Directive -> In the data below, find every line that has the string "plant", and copy it.

— Start —

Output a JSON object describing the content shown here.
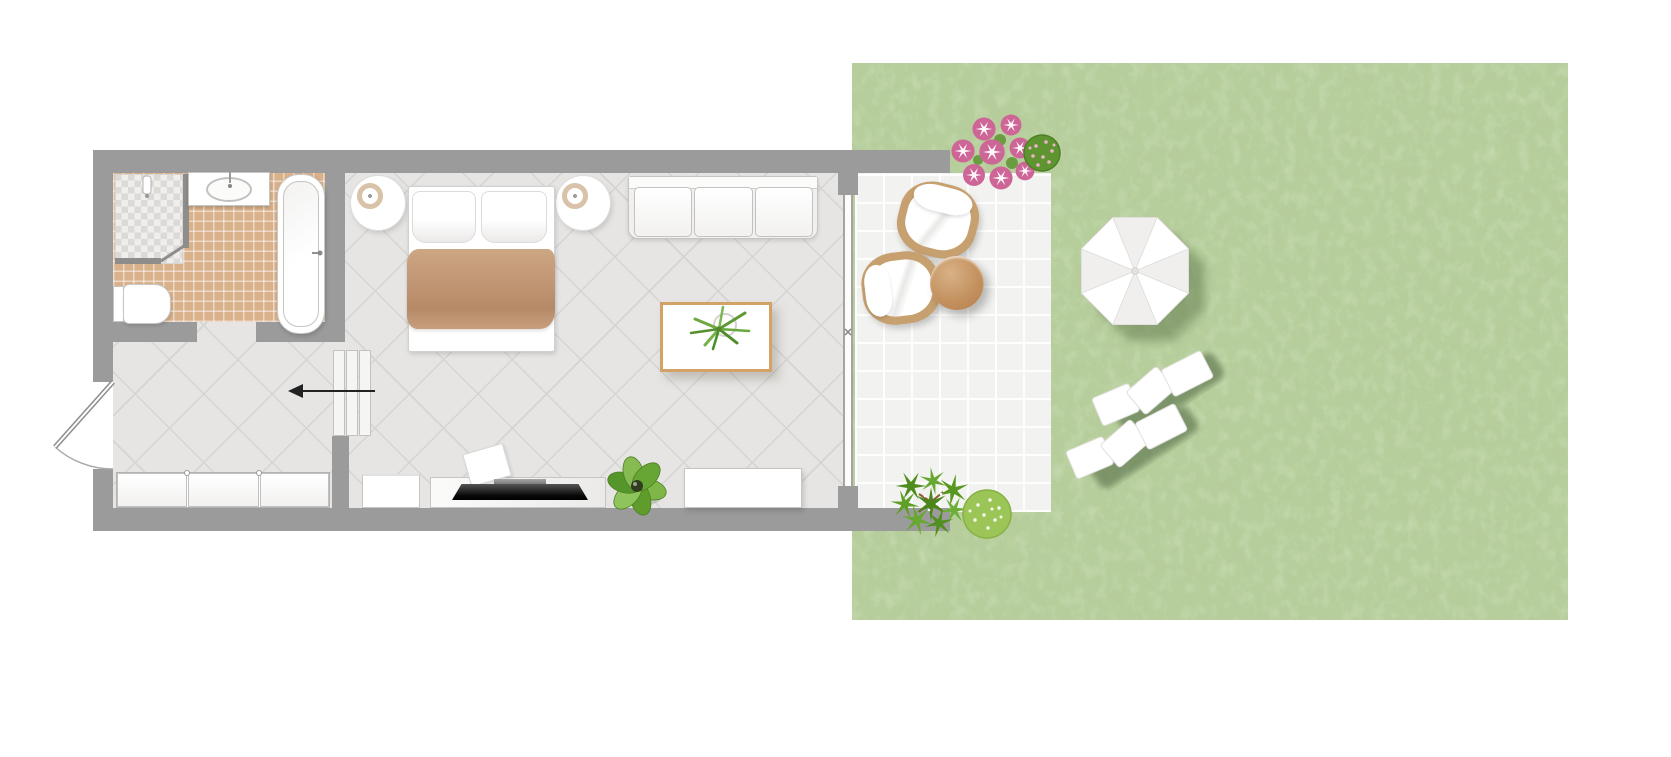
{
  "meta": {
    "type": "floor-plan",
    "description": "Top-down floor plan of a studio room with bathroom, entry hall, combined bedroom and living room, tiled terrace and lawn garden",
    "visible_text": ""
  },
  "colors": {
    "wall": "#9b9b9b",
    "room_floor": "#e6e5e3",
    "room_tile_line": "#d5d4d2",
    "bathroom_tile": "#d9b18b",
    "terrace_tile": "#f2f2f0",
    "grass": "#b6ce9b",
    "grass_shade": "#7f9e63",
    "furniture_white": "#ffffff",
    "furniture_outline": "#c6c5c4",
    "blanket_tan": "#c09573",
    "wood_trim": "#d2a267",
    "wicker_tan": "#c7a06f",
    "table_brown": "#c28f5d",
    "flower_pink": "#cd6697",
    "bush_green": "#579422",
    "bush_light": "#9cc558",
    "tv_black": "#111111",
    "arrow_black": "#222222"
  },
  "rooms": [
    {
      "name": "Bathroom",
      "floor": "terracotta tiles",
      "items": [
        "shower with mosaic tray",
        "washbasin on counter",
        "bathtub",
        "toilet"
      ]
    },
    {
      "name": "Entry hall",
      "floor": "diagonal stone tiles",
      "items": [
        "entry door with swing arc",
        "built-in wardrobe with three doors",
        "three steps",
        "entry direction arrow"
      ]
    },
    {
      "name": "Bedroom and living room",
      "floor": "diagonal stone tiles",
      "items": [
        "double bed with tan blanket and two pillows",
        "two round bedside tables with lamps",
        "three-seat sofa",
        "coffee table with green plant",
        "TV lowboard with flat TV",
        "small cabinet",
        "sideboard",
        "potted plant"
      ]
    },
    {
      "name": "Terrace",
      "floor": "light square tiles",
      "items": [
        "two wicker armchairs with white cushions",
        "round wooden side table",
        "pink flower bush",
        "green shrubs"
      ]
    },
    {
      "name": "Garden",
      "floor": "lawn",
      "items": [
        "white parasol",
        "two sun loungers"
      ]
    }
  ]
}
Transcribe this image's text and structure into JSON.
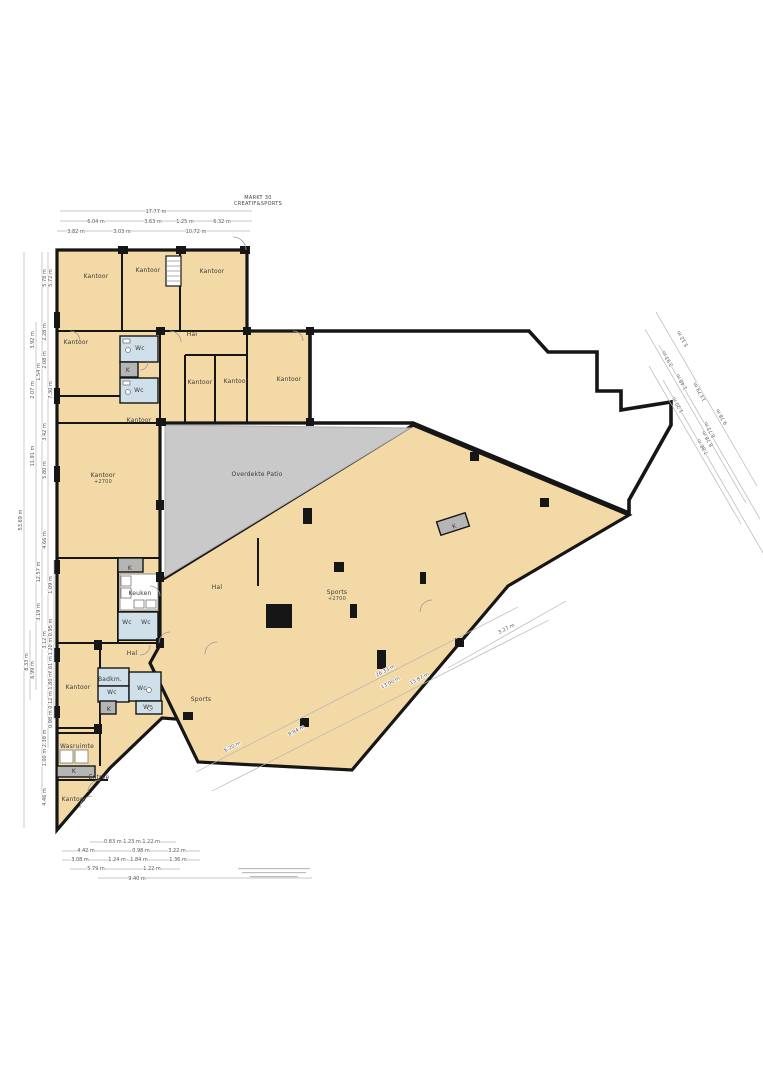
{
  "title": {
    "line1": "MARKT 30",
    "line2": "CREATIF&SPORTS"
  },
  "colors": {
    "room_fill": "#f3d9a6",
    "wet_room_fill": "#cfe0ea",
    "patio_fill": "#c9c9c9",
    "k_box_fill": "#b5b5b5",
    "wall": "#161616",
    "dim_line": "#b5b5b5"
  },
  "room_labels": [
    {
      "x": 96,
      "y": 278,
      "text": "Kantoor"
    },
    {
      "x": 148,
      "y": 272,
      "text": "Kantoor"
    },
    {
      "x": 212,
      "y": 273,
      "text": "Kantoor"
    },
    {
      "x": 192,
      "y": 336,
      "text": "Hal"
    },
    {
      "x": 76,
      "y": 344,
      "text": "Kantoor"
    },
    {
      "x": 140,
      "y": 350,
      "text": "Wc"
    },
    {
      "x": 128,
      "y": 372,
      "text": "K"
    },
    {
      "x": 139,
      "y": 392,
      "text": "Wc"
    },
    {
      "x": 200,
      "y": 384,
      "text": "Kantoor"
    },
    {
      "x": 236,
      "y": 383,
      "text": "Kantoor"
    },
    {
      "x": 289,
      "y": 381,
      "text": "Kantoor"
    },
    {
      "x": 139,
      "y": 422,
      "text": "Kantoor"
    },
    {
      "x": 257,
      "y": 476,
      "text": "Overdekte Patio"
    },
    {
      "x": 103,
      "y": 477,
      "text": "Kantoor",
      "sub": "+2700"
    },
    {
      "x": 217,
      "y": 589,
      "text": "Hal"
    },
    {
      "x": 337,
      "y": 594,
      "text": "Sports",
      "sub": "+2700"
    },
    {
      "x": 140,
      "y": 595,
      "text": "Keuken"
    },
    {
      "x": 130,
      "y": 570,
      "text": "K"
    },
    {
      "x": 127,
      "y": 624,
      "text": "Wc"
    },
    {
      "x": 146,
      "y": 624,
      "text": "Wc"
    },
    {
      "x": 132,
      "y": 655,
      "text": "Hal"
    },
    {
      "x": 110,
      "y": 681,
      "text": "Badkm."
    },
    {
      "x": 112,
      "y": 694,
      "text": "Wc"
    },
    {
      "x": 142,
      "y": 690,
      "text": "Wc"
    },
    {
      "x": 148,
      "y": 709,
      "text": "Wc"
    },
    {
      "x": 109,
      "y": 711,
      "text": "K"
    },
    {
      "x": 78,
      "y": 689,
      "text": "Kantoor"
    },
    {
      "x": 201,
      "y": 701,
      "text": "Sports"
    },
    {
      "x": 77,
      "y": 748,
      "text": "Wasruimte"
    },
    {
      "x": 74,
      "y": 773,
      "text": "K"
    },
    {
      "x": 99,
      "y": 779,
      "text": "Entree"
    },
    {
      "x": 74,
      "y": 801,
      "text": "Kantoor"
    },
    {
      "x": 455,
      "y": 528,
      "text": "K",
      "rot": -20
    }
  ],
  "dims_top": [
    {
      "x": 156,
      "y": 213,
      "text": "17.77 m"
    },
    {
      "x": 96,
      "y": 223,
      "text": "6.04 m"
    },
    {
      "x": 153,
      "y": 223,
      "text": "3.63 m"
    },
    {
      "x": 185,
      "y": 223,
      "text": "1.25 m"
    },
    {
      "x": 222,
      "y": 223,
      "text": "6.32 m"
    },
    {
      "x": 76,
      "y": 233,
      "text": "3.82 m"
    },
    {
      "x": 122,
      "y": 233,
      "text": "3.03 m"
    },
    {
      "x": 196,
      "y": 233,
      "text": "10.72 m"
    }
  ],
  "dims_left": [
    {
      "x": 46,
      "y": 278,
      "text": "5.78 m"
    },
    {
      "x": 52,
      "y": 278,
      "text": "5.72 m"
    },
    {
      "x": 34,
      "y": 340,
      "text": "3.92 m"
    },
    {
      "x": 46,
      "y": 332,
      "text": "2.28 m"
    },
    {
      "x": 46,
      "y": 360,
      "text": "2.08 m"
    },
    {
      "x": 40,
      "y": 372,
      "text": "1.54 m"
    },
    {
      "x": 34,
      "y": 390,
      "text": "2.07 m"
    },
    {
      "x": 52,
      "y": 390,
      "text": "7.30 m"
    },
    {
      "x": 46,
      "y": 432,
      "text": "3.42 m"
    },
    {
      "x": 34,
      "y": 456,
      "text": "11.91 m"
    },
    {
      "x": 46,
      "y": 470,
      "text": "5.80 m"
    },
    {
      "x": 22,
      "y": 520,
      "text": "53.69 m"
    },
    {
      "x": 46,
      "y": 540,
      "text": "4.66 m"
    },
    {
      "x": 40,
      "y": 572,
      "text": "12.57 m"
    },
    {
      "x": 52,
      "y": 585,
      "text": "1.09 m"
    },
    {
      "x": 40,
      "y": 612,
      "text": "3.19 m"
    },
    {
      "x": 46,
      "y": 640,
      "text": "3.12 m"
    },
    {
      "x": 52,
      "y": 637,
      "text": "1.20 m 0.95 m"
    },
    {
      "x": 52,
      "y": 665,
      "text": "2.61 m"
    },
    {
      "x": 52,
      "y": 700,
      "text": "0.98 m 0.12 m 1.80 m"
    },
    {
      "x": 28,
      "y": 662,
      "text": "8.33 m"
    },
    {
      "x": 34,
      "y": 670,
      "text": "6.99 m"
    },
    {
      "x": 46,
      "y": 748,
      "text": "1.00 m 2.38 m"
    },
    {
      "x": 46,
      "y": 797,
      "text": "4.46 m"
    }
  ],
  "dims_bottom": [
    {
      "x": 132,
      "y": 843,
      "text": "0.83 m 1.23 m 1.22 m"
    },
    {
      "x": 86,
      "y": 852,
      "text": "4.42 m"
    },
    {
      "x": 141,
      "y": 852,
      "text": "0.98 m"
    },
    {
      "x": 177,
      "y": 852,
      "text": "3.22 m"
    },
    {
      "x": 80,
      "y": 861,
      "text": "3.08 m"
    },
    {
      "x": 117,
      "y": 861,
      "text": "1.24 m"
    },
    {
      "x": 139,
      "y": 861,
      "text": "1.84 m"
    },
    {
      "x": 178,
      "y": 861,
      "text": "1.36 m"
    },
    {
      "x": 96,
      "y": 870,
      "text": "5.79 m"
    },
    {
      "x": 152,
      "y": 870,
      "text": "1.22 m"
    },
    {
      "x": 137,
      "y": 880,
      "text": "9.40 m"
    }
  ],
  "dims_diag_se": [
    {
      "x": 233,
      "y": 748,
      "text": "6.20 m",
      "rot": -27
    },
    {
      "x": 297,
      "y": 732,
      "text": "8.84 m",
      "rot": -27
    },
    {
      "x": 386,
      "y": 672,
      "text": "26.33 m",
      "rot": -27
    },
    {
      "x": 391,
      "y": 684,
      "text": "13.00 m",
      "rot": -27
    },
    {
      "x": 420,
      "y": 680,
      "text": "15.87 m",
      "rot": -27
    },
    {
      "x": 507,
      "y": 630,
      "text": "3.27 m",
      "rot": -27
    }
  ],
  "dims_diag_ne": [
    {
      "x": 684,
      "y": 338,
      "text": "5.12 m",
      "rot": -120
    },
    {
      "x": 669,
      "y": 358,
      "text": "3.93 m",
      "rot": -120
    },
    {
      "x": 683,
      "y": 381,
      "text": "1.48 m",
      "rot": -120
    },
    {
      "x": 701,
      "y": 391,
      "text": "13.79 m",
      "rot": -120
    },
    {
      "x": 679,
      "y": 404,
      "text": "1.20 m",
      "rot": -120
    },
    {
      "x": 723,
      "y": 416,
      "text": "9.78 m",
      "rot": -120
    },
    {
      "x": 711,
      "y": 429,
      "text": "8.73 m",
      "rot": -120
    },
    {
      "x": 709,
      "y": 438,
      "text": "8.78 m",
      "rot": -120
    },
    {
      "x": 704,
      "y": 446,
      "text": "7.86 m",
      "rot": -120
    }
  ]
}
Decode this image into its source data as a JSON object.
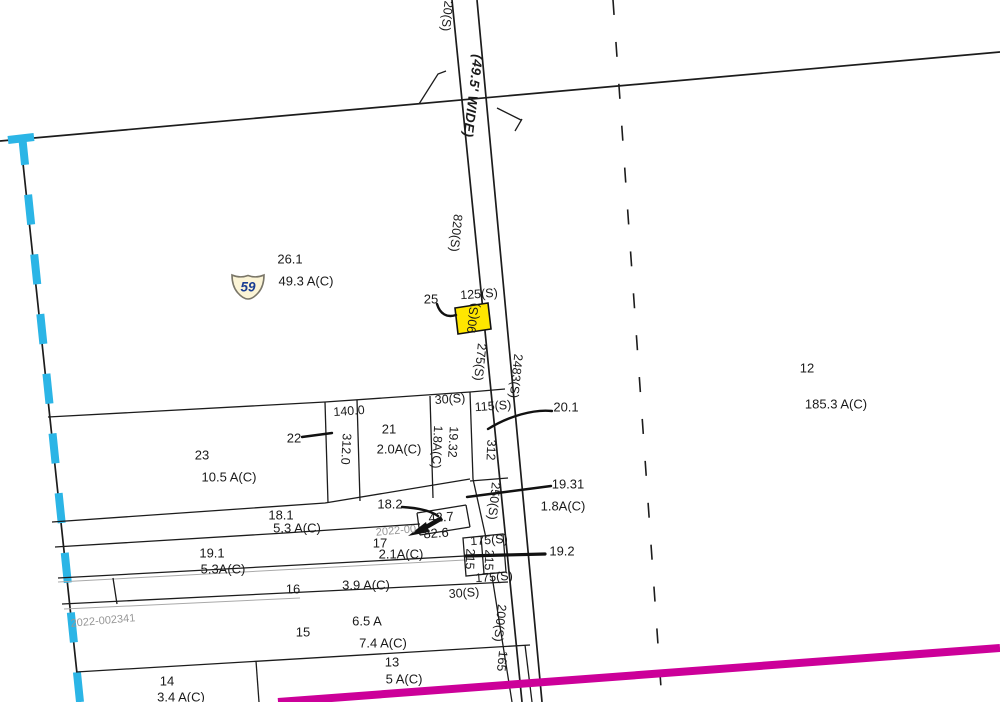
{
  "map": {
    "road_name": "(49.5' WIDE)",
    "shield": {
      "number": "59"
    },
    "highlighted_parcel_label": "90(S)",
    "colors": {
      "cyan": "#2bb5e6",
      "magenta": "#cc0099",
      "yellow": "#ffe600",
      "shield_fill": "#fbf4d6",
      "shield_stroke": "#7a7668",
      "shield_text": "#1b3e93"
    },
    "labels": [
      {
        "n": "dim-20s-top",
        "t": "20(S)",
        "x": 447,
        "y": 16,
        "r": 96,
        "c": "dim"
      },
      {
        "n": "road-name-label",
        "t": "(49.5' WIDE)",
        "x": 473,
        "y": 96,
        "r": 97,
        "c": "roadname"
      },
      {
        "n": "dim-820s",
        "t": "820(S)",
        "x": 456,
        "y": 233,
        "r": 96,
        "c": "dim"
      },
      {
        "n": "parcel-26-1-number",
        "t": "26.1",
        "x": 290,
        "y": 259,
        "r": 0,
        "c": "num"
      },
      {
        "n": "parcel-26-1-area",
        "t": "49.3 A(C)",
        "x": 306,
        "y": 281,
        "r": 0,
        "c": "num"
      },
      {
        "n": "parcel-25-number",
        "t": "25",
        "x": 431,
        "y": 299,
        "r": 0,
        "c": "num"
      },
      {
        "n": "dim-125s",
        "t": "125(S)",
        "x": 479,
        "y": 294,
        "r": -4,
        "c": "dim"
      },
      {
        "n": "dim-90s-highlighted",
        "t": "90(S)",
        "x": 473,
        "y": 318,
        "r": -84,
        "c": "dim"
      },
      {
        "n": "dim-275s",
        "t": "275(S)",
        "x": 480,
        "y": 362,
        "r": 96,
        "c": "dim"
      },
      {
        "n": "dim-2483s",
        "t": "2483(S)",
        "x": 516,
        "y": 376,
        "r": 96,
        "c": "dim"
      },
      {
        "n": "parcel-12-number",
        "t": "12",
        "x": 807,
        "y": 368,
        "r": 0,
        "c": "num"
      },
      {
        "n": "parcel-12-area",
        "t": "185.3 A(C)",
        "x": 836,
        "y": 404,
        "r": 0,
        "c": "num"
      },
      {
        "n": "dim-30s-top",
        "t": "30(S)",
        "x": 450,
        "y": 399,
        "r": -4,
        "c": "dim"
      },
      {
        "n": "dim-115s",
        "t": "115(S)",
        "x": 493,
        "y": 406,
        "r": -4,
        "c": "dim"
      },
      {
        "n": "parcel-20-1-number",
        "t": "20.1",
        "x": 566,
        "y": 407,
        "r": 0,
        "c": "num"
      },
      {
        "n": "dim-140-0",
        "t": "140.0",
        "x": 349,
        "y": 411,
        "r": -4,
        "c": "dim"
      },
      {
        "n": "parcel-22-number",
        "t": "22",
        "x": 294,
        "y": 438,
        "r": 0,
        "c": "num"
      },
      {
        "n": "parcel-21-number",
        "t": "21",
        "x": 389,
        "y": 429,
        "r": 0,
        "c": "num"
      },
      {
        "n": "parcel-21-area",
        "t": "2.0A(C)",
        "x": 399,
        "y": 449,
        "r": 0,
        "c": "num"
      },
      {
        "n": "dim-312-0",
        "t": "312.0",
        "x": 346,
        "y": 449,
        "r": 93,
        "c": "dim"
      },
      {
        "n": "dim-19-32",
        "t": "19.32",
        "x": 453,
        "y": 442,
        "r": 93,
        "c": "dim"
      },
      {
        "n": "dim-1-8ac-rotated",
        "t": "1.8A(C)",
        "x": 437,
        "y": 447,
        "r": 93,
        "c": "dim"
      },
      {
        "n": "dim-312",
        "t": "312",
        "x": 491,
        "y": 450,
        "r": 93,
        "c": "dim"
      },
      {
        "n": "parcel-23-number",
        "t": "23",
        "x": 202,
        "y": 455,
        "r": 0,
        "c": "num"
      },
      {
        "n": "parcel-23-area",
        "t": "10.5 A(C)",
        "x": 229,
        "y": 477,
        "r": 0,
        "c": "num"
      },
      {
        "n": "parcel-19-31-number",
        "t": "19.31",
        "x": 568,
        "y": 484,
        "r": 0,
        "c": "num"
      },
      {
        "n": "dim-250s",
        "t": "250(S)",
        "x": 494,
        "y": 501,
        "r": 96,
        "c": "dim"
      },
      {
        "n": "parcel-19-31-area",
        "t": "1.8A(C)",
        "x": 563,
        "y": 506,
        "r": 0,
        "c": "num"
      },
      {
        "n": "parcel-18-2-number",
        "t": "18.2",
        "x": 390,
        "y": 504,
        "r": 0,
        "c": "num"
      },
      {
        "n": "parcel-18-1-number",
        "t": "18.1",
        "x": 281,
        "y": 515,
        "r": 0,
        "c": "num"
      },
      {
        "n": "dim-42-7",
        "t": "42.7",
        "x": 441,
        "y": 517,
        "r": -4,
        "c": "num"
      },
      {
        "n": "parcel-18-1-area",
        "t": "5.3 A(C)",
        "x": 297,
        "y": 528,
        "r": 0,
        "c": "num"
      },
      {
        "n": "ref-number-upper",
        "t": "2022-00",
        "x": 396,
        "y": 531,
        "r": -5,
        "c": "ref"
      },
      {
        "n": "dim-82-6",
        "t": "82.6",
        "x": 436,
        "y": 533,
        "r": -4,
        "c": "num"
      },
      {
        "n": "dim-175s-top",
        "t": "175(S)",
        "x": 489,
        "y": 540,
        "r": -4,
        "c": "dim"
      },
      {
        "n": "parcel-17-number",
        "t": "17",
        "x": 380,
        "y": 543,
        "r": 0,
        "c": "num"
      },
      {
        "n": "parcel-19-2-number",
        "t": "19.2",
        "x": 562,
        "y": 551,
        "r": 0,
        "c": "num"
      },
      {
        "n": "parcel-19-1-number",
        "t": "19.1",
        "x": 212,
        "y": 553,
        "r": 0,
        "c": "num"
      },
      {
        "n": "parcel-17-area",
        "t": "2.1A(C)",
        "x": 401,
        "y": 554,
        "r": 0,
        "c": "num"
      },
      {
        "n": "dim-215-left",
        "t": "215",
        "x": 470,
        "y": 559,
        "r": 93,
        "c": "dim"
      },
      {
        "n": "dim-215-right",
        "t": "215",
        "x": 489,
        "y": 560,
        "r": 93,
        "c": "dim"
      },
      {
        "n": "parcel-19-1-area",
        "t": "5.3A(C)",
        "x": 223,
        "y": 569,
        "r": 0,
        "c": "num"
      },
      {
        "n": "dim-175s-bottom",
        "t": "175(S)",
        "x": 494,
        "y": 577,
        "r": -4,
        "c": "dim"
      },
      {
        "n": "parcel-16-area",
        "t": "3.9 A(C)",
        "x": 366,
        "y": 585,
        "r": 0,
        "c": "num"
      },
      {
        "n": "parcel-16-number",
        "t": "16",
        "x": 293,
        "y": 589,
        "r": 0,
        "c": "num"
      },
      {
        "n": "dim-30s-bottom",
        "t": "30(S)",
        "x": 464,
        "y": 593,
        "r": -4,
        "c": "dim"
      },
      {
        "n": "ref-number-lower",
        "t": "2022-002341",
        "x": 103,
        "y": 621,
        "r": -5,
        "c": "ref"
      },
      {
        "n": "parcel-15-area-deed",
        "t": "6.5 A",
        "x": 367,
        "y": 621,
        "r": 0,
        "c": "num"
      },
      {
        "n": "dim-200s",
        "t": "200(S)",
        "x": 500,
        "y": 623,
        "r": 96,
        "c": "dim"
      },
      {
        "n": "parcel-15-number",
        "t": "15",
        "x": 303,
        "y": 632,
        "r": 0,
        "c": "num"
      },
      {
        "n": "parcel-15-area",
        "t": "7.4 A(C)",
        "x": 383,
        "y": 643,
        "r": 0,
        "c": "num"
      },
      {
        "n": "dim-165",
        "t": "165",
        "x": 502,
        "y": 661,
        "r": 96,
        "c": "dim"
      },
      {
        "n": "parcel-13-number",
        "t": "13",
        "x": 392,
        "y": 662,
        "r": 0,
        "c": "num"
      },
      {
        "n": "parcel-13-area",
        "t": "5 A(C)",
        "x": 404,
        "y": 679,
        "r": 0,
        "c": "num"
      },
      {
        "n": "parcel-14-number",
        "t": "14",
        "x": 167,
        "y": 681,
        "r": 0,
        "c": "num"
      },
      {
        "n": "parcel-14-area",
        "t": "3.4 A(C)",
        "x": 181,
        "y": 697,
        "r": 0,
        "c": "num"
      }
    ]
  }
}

— End —

Written response ->
        "coffee table with green plant",
        "potted plant"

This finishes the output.